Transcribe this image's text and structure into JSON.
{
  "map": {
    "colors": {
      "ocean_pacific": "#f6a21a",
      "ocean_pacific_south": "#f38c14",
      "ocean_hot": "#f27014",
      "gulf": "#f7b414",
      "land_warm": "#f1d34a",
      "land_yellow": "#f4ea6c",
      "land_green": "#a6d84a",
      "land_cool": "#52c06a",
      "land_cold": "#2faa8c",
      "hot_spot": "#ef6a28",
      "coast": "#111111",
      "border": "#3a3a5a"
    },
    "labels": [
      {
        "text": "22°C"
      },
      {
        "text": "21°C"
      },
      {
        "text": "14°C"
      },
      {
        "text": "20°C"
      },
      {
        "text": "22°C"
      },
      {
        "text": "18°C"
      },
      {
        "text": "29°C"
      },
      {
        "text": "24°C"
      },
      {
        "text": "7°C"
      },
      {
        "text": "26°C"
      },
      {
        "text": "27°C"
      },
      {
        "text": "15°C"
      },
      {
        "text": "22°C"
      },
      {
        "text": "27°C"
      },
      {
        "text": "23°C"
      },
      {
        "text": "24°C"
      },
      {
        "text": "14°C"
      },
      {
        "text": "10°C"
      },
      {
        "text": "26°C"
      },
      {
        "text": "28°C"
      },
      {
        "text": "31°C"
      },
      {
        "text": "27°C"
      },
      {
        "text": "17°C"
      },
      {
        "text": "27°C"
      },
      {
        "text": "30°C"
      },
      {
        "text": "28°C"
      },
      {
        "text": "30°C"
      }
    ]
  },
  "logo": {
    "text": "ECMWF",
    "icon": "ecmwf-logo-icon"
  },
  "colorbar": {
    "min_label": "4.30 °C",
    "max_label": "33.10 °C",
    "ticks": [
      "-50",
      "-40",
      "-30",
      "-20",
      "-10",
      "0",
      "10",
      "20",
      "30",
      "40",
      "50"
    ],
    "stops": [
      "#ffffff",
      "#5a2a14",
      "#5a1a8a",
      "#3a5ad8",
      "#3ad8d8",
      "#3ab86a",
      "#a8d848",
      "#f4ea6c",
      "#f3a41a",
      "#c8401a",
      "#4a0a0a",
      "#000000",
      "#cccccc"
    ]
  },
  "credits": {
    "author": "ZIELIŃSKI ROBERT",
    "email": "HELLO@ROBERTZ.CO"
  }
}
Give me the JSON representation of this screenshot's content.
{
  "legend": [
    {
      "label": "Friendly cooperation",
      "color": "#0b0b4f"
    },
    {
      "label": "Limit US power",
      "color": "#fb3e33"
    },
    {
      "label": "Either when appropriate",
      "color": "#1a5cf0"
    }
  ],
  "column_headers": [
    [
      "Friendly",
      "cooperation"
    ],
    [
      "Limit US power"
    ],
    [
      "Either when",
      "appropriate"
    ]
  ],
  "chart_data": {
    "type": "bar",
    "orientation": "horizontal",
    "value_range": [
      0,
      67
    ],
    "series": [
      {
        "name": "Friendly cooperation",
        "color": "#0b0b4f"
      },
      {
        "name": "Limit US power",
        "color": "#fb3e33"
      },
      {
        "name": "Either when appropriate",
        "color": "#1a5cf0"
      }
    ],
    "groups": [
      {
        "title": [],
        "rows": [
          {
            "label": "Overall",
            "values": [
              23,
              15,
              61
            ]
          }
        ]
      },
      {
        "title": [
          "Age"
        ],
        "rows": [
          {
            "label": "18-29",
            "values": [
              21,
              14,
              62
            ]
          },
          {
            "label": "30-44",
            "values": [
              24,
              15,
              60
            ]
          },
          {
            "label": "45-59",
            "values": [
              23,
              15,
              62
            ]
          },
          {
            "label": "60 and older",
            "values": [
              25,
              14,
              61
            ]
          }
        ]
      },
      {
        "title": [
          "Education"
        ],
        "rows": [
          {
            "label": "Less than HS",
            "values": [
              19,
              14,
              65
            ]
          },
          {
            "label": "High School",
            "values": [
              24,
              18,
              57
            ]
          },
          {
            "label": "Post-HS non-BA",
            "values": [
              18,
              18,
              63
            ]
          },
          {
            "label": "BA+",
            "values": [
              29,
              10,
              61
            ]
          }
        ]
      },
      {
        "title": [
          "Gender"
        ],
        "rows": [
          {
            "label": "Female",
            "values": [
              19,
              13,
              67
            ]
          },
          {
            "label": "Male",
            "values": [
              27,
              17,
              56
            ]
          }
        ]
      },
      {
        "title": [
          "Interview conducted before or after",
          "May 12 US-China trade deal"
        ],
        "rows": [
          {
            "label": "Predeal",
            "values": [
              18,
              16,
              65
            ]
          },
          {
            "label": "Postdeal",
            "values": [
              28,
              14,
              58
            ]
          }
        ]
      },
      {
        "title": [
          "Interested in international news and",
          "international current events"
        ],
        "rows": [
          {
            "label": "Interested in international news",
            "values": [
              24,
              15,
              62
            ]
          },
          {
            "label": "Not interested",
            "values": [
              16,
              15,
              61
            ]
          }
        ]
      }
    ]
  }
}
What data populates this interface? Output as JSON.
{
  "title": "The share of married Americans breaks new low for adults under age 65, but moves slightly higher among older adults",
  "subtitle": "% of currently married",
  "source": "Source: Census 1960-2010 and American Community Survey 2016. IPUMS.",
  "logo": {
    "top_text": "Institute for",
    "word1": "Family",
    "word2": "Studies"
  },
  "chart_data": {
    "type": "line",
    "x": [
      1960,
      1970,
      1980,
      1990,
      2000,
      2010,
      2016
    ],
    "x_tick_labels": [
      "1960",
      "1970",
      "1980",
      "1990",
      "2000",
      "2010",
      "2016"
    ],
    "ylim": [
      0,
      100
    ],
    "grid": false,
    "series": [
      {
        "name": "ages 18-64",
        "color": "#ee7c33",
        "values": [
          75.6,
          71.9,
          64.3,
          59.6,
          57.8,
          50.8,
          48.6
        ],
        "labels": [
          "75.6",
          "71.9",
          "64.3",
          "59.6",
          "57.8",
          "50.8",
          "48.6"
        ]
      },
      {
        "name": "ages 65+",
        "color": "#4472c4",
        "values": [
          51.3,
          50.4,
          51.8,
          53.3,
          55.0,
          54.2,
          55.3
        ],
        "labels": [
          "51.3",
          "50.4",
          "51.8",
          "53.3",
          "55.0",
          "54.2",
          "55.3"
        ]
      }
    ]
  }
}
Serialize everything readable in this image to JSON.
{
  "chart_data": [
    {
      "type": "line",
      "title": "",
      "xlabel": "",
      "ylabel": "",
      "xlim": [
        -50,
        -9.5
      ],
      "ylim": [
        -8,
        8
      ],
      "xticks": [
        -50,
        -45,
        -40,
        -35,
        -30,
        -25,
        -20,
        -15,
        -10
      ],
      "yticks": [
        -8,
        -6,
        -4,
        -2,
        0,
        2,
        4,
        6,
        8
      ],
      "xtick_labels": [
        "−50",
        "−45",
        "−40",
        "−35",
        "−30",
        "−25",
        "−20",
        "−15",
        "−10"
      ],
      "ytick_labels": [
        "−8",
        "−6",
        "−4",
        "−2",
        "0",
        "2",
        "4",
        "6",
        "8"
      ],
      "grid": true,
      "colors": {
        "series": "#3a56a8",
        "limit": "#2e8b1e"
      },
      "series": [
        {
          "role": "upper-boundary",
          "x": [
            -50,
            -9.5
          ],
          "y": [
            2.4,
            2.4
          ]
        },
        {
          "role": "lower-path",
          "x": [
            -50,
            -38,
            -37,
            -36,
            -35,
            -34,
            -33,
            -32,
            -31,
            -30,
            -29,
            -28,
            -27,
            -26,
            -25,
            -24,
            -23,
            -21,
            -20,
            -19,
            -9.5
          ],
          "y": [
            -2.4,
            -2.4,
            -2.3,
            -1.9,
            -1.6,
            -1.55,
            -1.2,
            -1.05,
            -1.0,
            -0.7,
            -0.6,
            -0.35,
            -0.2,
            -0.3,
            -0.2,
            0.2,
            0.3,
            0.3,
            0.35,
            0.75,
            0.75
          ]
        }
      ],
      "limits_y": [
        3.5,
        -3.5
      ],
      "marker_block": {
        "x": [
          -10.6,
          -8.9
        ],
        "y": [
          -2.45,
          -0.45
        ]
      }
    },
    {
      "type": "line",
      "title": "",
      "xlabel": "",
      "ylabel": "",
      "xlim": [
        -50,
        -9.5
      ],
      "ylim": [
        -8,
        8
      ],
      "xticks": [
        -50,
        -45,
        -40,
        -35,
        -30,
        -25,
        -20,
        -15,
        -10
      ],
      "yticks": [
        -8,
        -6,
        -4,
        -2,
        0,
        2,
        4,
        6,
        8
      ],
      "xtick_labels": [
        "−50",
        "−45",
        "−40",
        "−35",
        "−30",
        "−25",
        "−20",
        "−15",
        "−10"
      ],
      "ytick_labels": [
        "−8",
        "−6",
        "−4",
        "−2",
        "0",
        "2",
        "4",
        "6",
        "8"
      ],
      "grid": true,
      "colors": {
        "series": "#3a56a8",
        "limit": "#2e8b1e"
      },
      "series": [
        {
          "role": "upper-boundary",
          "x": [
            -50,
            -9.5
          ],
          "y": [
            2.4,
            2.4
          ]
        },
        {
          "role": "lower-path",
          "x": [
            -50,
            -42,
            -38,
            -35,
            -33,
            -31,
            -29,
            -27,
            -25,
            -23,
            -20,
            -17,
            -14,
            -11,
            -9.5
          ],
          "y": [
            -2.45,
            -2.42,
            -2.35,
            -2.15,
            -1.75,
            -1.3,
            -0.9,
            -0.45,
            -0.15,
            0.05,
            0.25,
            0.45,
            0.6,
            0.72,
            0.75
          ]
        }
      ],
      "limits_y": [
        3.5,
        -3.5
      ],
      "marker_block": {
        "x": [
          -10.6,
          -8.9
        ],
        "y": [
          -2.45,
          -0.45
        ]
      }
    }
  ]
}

------------------------------------------------------------------------

Say how many lines of the data include the word "image". Respond with the number alone.

2